··· Material for the task ···
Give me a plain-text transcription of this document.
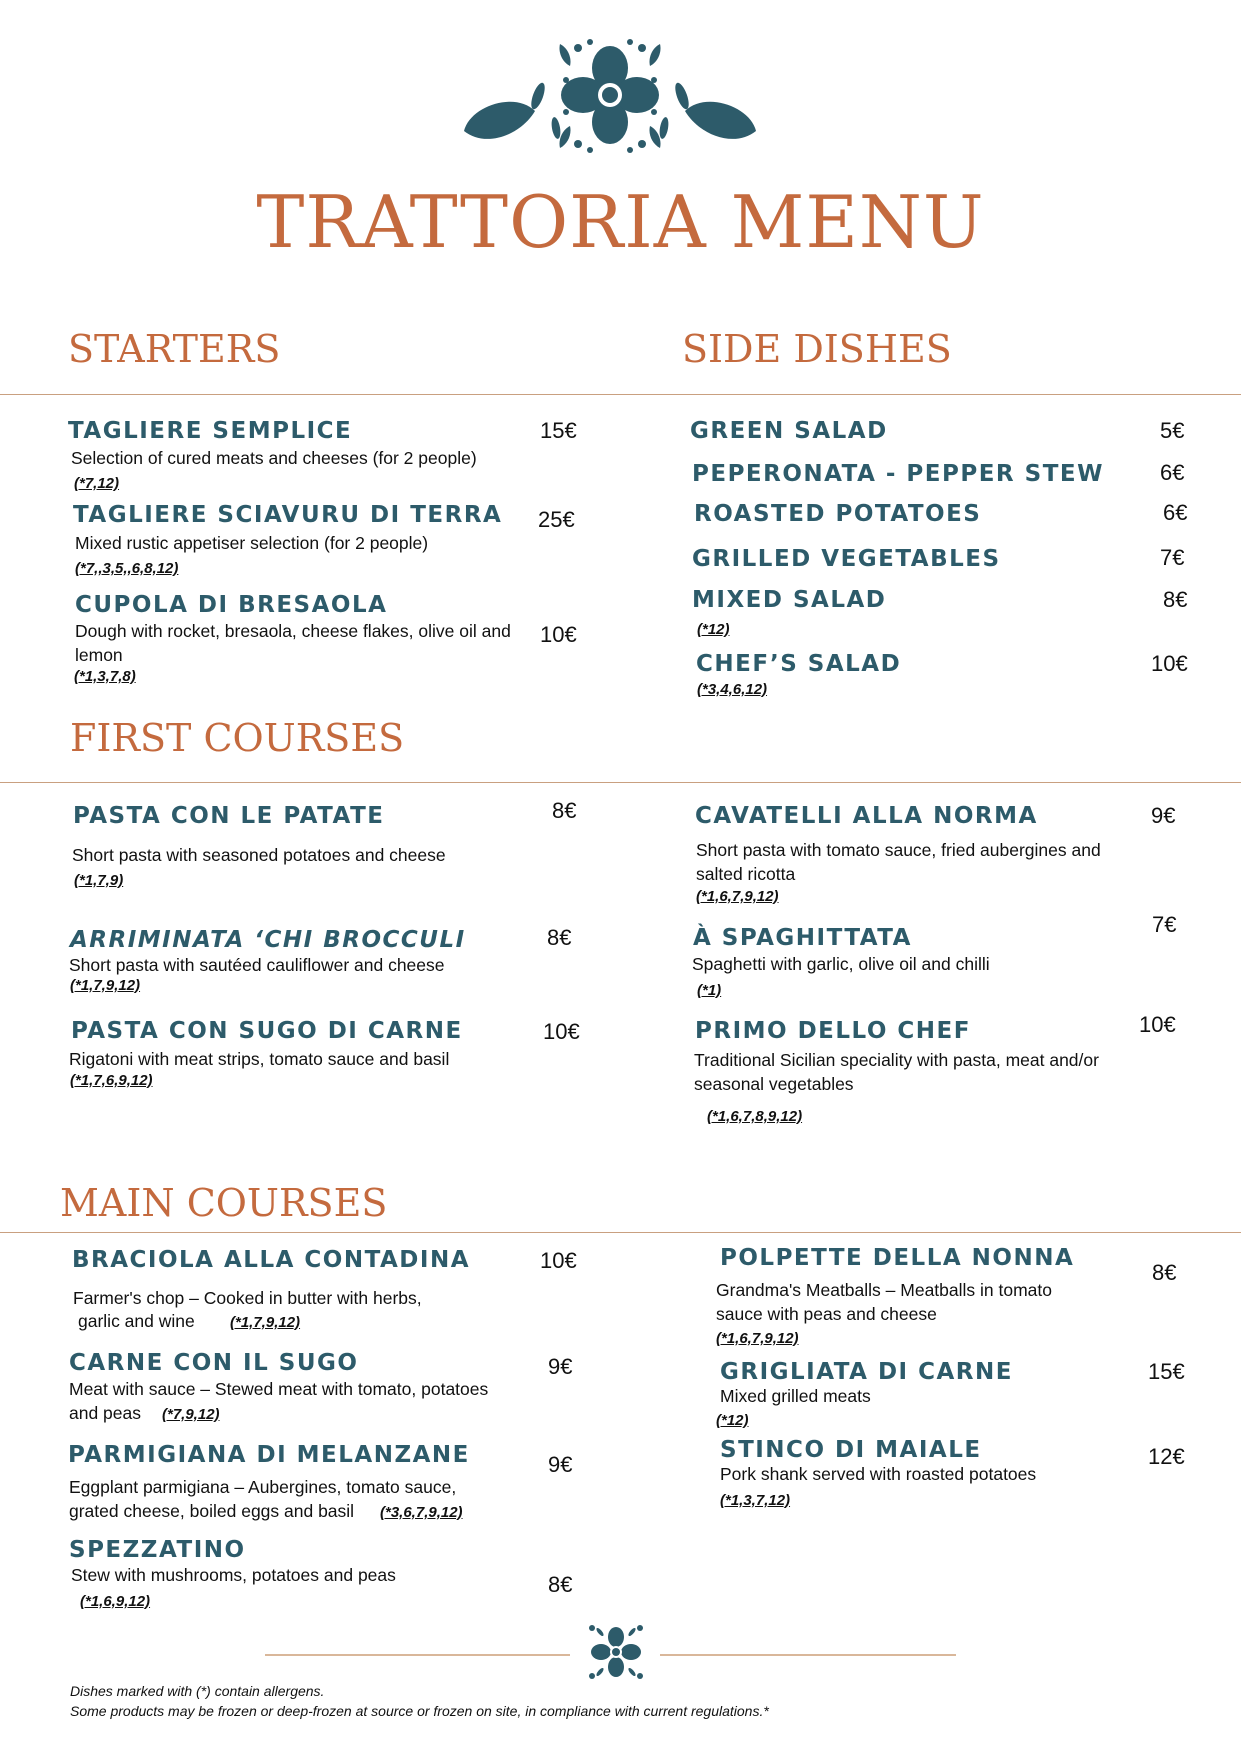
TRATTORIA MENU
STARTERS	SIDE DISHES
TAGLIERE SEMPLICE
Selection of cured meats and cheeses (for 2 people)
(*7,12)
15€
TAGLIERE SCIAVURU DI TERRA
Mixed rustic appetiser selection (for 2 people)
(*7,,3,5,,6,8,12)
25€
CUPOLA DI BRESAOLA
Dough with rocket, bresaola, cheese flakes, olive oil and lemon
(*1,3,7,8)
10€
GREEN SALAD	5€
PEPERONATA - PEPPER STEW	6€
ROASTED POTATOES	6€
GRILLED VEGETABLES	7€
MIXED SALAD
(*12)
8€
CHEF’S SALAD
(*3,4,6,12)
10€
FIRST COURSES
PASTA CON LE PATATE
Short pasta with seasoned potatoes and cheese
(*1,7,9)
8€
ARRIMINATA ‘CHI BROCCULI
Short pasta with sautéed cauliflower and cheese
(*1,7,9,12)
8€
PASTA CON SUGO DI CARNE
Rigatoni with meat strips, tomato sauce and basil
(*1,7,6,9,12)
10€
CAVATELLI ALLA NORMA
Short pasta with tomato sauce, fried aubergines and salted ricotta
(*1,6,7,9,12)
9€
À SPAGHITTATA
Spaghetti with garlic, olive oil and chilli
(*1)
7€
PRIMO DELLO CHEF
Traditional Sicilian speciality with pasta, meat and/or seasonal vegetables
(*1,6,7,8,9,12)
10€
MAIN COURSES
BRACIOLA ALLA CONTADINA
Farmer's chop – Cooked in butter with herbs,
garlic and wine (*1,7,9,12)
10€
CARNE CON IL SUGO
Meat with sauce – Stewed meat with tomato, potatoes
and peas (*7,9,12)
9€
PARMIGIANA DI MELANZANE
Eggplant parmigiana – Aubergines, tomato sauce,
grated cheese, boiled eggs and basil (*3,6,7,9,12)
9€
SPEZZATINO
Stew with mushrooms, potatoes and peas
(*1,6,9,12)
8€
POLPETTE DELLA NONNA
Grandma's Meatballs – Meatballs in tomato
sauce with peas and cheese
(*1,6,7,9,12)
8€
GRIGLIATA DI CARNE
Mixed grilled meats
(*12)
15€
STINCO DI MAIALE
Pork shank served with roasted potatoes
(*1,3,7,12)
12€
Dishes marked with (*) contain allergens.
Some products may be frozen or deep-frozen at source or frozen on site, in compliance with current regulations.*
···
Each line that holds the word "people" should be extracted from the records.

Task answer:
Selection of cured meats and cheeses (for 2 people)
Mixed rustic appetiser selection (for 2 people)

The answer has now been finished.